===== Material for the task

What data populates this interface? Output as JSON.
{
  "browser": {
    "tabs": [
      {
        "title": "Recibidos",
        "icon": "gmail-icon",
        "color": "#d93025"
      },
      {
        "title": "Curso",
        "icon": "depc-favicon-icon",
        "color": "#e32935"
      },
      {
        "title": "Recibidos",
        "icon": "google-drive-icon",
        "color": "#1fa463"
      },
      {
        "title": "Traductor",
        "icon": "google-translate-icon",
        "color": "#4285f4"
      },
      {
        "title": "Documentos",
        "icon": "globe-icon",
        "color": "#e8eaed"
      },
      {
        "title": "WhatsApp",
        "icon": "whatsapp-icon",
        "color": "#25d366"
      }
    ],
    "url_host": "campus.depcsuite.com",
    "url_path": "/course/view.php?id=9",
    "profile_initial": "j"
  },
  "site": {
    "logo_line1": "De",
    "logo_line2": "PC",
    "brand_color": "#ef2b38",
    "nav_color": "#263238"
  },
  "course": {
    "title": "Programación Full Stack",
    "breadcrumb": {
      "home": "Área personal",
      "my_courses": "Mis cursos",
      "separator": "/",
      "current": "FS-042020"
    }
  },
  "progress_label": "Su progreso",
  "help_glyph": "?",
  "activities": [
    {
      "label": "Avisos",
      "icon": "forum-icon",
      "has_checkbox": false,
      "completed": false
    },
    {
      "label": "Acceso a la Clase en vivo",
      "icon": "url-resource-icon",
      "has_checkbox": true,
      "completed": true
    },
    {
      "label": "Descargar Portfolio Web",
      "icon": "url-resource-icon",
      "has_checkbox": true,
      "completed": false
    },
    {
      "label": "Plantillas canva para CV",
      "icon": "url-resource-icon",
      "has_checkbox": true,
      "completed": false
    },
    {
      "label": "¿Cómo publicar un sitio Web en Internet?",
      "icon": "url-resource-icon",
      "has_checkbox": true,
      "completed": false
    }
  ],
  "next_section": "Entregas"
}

==========

Written exercise:
Repeat back the data above, exact to the last character.

Solution:
What data populates this interface? Output as JSON.
{
  "browser": {
    "tabs": [
      {
        "title": "Recibidos",
        "icon": "gmail-icon",
        "color": "#d93025"
      },
      {
        "title": "Curso",
        "icon": "depc-favicon-icon",
        "color": "#e32935"
      },
      {
        "title": "Recibidos",
        "icon": "google-drive-icon",
        "color": "#1fa463"
      },
      {
        "title": "Traductor",
        "icon": "google-translate-icon",
        "color": "#4285f4"
      },
      {
        "title": "Documentos",
        "icon": "globe-icon",
        "color": "#e8eaed"
      },
      {
        "title": "WhatsApp",
        "icon": "whatsapp-icon",
        "color": "#25d366"
      }
    ],
    "url_host": "campus.depcsuite.com",
    "url_path": "/course/view.php?id=9",
    "profile_initial": "j"
  },
  "site": {
    "logo_line1": "De",
    "logo_line2": "PC",
    "brand_color": "#ef2b38",
    "nav_color": "#263238"
  },
  "course": {
    "title": "Programación Full Stack",
    "breadcrumb": {
      "home": "Área personal",
      "my_courses": "Mis cursos",
      "separator": "/",
      "current": "FS-042020"
    }
  },
  "progress_label": "Su progreso",
  "help_glyph": "?",
  "activities": [
    {
      "label": "Avisos",
      "icon": "forum-icon",
      "has_checkbox": false,
      "completed": false
    },
    {
      "label": "Acceso a la Clase en vivo",
      "icon": "url-resource-icon",
      "has_checkbox": true,
      "completed": true
    },
    {
      "label": "Descargar Portfolio Web",
      "icon": "url-resource-icon",
      "has_checkbox": true,
      "completed": false
    },
    {
      "label": "Plantillas canva para CV",
      "icon": "url-resource-icon",
      "has_checkbox": true,
      "completed": false
    },
    {
      "label": "¿Cómo publicar un sitio Web en Internet?",
      "icon": "url-resource-icon",
      "has_checkbox": true,
      "completed": false
    }
  ],
  "next_section": "Entregas"
}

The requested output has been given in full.